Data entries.
——————
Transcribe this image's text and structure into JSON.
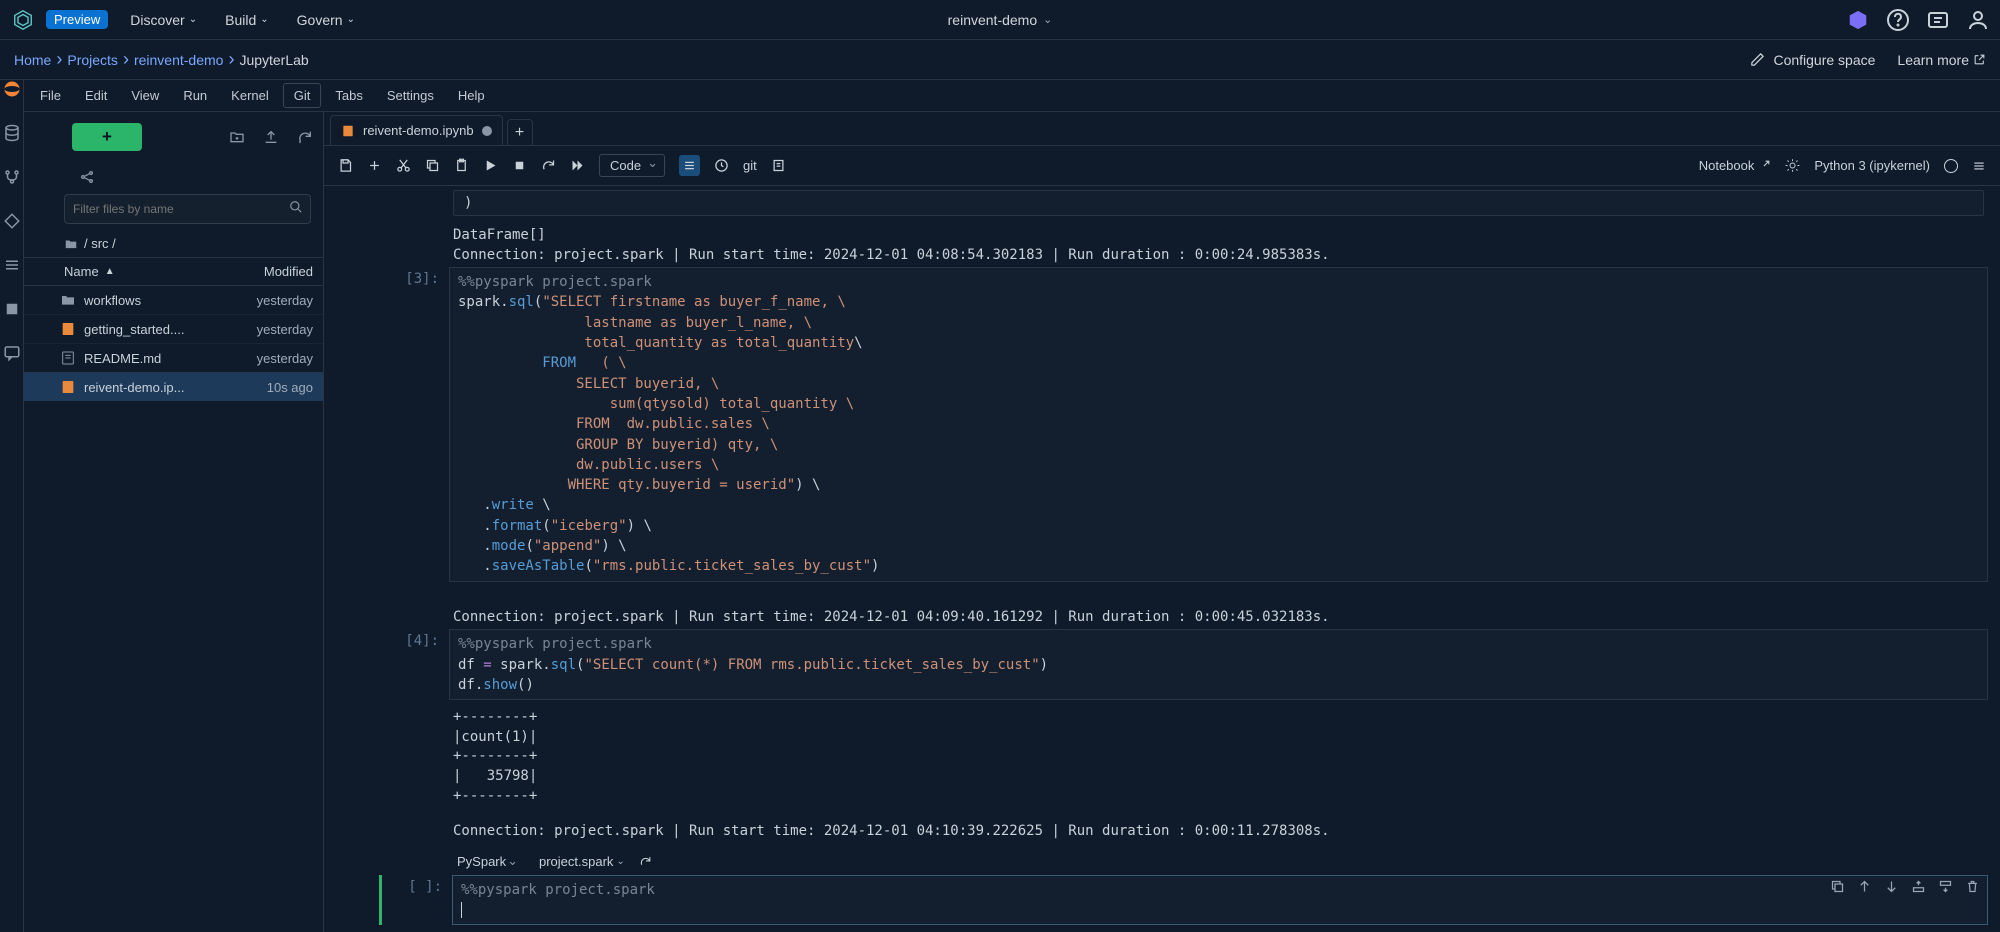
{
  "appBar": {
    "preview": "Preview",
    "discover": "Discover",
    "build": "Build",
    "govern": "Govern",
    "project": "reinvent-demo"
  },
  "breadcrumb": {
    "home": "Home",
    "projects": "Projects",
    "project": "reinvent-demo",
    "current": "JupyterLab",
    "configure": "Configure space",
    "learnMore": "Learn more"
  },
  "menu": {
    "file": "File",
    "edit": "Edit",
    "view": "View",
    "run": "Run",
    "kernel": "Kernel",
    "git": "Git",
    "tabs": "Tabs",
    "settings": "Settings",
    "help": "Help"
  },
  "fileBrowser": {
    "searchPlaceholder": "Filter files by name",
    "path": "/ src /",
    "colName": "Name",
    "colModified": "Modified",
    "rows": [
      {
        "name": "workflows",
        "mod": "yesterday",
        "type": "folder"
      },
      {
        "name": "getting_started....",
        "mod": "yesterday",
        "type": "nb"
      },
      {
        "name": "README.md",
        "mod": "yesterday",
        "type": "md"
      },
      {
        "name": "reivent-demo.ip...",
        "mod": "10s ago",
        "type": "nb"
      }
    ]
  },
  "tab": {
    "name": "reivent-demo.ipynb"
  },
  "toolbar": {
    "cellType": "Code",
    "notebookBadge": "Notebook",
    "kernel": "Python 3 (ipykernel)"
  },
  "cells": {
    "out0_trunc": "            )",
    "out0": "DataFrame[]\nConnection: project.spark | Run start time: 2024-12-01 04:08:54.302183 | Run duration : 0:00:24.985383s.",
    "prompt3": "[3]:",
    "code3_magic": "%%pyspark project.spark",
    "out3": "Connection: project.spark | Run start time: 2024-12-01 04:09:40.161292 | Run duration : 0:00:45.032183s.",
    "prompt4": "[4]:",
    "code4_magic": "%%pyspark project.spark",
    "out4_table": "+--------+\n|count(1)|\n+--------+\n|   35798|\n+--------+",
    "out4_foot": "Connection: project.spark | Run start time: 2024-12-01 04:10:39.222625 | Run duration : 0:00:11.278308s.",
    "prompt5": "[ ]:",
    "code5_magic": "%%pyspark project.spark",
    "footerKernel": "PySpark",
    "footerConn": "project.spark"
  }
}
——————
JOB. Go through the records line by line and count those containing the string "reinvent". Give only the total.

RESPONSE. 2